DATA IN THIS EXERCISE:

-----

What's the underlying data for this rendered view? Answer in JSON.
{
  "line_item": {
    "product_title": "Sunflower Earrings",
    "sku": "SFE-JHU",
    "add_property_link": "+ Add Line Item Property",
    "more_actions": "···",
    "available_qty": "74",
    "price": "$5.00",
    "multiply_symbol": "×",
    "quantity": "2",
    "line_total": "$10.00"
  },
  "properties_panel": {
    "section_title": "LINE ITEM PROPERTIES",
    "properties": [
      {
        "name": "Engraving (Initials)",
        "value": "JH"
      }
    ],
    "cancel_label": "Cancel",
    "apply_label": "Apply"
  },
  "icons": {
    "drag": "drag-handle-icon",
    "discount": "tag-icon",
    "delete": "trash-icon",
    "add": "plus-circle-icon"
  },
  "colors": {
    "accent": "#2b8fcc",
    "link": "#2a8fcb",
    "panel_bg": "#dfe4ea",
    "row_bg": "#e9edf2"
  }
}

-----

DIRECTION:
Reproduce the material above without altering a single character.

RIGHT ANSWER:
What's the underlying data for this rendered view? Answer in JSON.
{
  "line_item": {
    "product_title": "Sunflower Earrings",
    "sku": "SFE-JHU",
    "add_property_link": "+ Add Line Item Property",
    "more_actions": "···",
    "available_qty": "74",
    "price": "$5.00",
    "multiply_symbol": "×",
    "quantity": "2",
    "line_total": "$10.00"
  },
  "properties_panel": {
    "section_title": "LINE ITEM PROPERTIES",
    "properties": [
      {
        "name": "Engraving (Initials)",
        "value": "JH"
      }
    ],
    "cancel_label": "Cancel",
    "apply_label": "Apply"
  },
  "icons": {
    "drag": "drag-handle-icon",
    "discount": "tag-icon",
    "delete": "trash-icon",
    "add": "plus-circle-icon"
  },
  "colors": {
    "accent": "#2b8fcc",
    "link": "#2a8fcb",
    "panel_bg": "#dfe4ea",
    "row_bg": "#e9edf2"
  }
}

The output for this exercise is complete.